> **WRITTEN INSTRUCTION**:
Copy out, without any change, everything from the beginning of the records down to and including the line that contains "The in-compartment space 13 is at (455, 513).".

> **RECORDS FOR THIS TASK**:
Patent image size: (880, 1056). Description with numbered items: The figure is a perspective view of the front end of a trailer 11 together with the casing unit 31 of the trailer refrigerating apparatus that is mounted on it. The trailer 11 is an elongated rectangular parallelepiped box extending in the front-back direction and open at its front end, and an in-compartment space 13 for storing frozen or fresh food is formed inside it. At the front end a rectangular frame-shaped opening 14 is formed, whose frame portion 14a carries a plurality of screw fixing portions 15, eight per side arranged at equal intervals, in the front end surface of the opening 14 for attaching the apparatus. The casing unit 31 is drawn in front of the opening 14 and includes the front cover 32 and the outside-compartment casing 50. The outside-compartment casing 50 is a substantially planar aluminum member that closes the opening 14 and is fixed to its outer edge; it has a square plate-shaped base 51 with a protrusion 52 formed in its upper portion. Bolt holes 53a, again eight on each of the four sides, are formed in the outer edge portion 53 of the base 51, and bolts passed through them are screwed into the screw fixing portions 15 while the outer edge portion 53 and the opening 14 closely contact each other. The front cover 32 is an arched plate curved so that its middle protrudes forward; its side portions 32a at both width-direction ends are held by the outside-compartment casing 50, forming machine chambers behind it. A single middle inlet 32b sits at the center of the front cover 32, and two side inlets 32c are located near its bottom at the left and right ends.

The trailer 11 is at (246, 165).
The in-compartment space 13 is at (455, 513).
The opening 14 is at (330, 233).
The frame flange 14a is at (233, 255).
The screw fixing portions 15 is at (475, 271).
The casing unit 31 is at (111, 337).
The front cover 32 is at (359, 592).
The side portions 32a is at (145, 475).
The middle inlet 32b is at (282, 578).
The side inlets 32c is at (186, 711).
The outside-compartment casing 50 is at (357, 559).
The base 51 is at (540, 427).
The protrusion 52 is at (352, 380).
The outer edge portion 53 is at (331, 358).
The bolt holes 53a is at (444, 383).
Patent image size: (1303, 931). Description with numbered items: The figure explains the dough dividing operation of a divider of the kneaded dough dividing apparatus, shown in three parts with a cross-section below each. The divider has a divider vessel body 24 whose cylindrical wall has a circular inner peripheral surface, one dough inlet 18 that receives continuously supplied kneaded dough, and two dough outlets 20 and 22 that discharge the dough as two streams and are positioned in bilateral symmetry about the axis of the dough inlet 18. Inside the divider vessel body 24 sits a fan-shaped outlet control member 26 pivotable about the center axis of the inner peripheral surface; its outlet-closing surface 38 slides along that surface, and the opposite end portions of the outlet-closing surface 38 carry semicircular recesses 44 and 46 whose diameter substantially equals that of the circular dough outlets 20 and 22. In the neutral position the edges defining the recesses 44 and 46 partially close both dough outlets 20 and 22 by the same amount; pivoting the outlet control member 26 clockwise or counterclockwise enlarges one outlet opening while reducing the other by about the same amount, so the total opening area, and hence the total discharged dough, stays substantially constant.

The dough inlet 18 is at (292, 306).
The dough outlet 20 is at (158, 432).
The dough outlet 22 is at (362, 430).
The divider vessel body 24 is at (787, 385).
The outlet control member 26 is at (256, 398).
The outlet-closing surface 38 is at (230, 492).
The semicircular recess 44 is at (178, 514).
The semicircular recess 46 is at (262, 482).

> **SOLUTION FOR THIS PROBLEM**:
Patent image size: (880, 1056). Description with numbered items: The figure is a perspective view of the front end of a trailer 11 together with the casing unit 31 of the trailer refrigerating apparatus that is mounted on it. The trailer 11 is an elongated rectangular parallelepiped box extending in the front-back direction and open at its front end, and an in-compartment space 13 for storing frozen or fresh food is formed inside it. At the front end a rectangular frame-shaped opening 14 is formed, whose frame portion 14a carries a plurality of screw fixing portions 15, eight per side arranged at equal intervals, in the front end surface of the opening 14 for attaching the apparatus. The casing unit 31 is drawn in front of the opening 14 and includes the front cover 32 and the outside-compartment casing 50. The outside-compartment casing 50 is a substantially planar aluminum member that closes the opening 14 and is fixed to its outer edge; it has a square plate-shaped base 51 with a protrusion 52 formed in its upper portion. Bolt holes 53a, again eight on each of the four sides, are formed in the outer edge portion 53 of the base 51, and bolts passed through them are screwed into the screw fixing portions 15 while the outer edge portion 53 and the opening 14 closely contact each other. The front cover 32 is an arched plate curved so that its middle protrudes forward; its side portions 32a at both width-direction ends are held by the outside-compartment casing 50, forming machine chambers behind it. A single middle inlet 32b sits at the center of the front cover 32, and two side inlets 32c are located near its bottom at the left and right ends.

The trailer 11 is at (246, 165).
The in-compartment space 13 is at (455, 513).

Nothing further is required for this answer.